- Short exercise
Can you copy the material from its start through the line containing "- x-tick-label: 2014: [279, 402, 312, 419]", swapping every "legend-swatch" for "legend-key" and leaving everything else unchanged?

- Extracted information
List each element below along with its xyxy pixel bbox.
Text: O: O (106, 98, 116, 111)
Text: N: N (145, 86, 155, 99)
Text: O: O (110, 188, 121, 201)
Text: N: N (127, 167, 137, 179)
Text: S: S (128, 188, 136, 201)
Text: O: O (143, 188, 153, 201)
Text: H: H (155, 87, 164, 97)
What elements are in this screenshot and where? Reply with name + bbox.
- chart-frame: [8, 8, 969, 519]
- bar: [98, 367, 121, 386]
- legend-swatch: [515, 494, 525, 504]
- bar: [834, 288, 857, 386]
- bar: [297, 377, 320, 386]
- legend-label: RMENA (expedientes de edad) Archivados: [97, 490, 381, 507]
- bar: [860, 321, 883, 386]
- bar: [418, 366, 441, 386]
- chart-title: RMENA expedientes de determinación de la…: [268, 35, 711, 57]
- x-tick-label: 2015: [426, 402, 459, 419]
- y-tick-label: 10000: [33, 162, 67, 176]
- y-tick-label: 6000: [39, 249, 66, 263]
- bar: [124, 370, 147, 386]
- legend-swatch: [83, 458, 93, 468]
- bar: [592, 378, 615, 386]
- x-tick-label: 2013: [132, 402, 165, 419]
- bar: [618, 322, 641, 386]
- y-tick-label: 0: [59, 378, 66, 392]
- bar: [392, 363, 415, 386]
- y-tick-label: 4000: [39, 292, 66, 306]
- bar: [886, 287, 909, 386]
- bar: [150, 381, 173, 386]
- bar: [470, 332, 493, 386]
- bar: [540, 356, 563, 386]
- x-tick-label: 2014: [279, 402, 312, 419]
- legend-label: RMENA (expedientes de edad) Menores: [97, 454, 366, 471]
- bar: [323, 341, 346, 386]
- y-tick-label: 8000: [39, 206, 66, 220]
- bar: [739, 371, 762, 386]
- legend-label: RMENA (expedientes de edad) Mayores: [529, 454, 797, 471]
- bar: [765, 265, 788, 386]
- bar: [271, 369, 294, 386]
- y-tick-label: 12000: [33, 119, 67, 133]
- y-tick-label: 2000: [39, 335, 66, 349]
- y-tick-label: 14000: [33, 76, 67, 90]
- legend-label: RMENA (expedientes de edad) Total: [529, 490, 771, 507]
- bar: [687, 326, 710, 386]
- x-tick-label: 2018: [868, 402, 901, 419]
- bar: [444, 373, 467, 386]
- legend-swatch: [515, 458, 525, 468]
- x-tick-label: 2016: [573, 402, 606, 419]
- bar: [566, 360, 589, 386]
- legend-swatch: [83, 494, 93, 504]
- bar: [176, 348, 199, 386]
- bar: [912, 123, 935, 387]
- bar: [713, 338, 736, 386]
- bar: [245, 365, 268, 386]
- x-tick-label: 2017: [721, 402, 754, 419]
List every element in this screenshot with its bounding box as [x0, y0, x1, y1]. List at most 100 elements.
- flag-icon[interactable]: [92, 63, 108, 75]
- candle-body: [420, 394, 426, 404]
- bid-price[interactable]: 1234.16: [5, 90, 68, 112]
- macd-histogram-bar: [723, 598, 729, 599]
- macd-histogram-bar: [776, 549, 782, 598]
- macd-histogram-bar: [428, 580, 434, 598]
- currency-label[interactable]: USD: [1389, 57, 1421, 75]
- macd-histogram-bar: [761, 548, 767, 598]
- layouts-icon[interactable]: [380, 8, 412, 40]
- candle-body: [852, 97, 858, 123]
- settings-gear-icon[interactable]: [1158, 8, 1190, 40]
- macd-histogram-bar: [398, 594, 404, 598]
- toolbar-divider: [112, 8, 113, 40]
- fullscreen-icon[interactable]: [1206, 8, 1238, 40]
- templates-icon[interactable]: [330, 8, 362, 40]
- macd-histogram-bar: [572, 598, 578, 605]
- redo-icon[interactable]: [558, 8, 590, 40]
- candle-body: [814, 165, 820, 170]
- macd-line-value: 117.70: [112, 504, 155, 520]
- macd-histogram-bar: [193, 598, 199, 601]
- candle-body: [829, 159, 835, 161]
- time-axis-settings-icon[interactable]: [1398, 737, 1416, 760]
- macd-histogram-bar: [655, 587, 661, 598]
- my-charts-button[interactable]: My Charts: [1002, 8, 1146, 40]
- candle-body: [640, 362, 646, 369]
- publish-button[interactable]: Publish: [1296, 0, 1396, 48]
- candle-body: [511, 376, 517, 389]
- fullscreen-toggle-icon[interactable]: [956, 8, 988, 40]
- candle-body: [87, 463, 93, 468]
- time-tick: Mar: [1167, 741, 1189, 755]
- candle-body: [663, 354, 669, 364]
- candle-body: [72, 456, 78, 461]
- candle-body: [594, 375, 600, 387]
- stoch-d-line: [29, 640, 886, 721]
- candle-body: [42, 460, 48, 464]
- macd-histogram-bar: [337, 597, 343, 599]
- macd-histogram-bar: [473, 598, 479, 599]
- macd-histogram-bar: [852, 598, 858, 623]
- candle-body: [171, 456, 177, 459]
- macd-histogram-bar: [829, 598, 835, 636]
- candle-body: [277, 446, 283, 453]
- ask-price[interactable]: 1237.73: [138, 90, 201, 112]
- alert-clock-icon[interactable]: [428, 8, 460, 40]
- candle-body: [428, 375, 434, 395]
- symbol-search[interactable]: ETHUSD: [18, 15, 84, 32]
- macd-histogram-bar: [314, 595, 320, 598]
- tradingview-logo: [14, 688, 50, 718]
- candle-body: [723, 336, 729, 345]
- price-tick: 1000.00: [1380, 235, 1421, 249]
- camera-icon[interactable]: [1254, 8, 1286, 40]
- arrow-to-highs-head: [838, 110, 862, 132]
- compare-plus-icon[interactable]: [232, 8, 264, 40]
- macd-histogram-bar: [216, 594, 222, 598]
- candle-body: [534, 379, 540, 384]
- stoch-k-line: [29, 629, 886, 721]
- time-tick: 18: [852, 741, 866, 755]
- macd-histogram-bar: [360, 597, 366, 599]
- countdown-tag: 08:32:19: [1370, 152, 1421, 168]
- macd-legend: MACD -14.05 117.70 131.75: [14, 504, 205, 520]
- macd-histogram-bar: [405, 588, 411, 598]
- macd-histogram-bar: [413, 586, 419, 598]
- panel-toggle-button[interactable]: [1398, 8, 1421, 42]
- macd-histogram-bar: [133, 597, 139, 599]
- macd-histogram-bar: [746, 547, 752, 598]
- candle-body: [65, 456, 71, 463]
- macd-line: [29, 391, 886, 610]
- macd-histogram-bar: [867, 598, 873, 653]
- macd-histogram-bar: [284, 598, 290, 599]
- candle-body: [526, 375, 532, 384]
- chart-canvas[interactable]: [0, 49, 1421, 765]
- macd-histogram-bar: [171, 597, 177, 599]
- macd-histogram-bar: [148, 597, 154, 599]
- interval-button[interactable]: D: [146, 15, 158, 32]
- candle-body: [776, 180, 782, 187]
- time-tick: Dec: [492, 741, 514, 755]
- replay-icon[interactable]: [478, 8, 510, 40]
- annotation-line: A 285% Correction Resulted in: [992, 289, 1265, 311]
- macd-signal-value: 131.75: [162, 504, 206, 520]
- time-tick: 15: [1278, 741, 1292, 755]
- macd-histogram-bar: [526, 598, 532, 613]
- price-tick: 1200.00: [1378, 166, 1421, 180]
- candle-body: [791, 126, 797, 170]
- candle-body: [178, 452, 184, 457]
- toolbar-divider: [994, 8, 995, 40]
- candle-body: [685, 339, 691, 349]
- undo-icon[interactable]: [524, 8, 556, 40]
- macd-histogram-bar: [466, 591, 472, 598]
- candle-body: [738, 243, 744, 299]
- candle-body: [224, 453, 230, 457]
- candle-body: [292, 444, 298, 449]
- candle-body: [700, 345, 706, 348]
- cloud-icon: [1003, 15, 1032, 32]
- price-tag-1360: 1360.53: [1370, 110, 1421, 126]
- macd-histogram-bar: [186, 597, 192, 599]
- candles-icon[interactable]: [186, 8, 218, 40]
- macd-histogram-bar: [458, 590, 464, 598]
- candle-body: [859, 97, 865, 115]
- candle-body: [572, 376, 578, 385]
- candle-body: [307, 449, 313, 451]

- Solution to the problem
List each element below along with its xyxy pixel bbox.
Text: O: O (106, 98, 116, 111)
Text: N: N (145, 86, 155, 99)
Text: O: O (110, 188, 121, 201)
Text: N: N (127, 167, 137, 179)
Text: S: S (128, 188, 136, 201)
Text: O: O (143, 188, 153, 201)
Text: H: H (155, 87, 164, 97)
What elements are in this screenshot and where? Reply with name + bbox.
- chart-frame: [8, 8, 969, 519]
- bar: [98, 367, 121, 386]
- legend-key: [515, 494, 525, 504]
- bar: [834, 288, 857, 386]
- bar: [297, 377, 320, 386]
- legend-label: RMENA (expedientes de edad) Archivados: [97, 490, 381, 507]
- bar: [860, 321, 883, 386]
- bar: [418, 366, 441, 386]
- chart-title: RMENA expedientes de determinación de la…: [268, 35, 711, 57]
- x-tick-label: 2015: [426, 402, 459, 419]
- y-tick-label: 10000: [33, 162, 67, 176]
- y-tick-label: 6000: [39, 249, 66, 263]
- bar: [124, 370, 147, 386]
- legend-key: [83, 458, 93, 468]
- bar: [592, 378, 615, 386]
- x-tick-label: 2013: [132, 402, 165, 419]
- bar: [618, 322, 641, 386]
- y-tick-label: 0: [59, 378, 66, 392]
- bar: [392, 363, 415, 386]
- y-tick-label: 4000: [39, 292, 66, 306]
- bar: [886, 287, 909, 386]
- bar: [150, 381, 173, 386]
- bar: [470, 332, 493, 386]
- bar: [540, 356, 563, 386]
- x-tick-label: 2014: [279, 402, 312, 419]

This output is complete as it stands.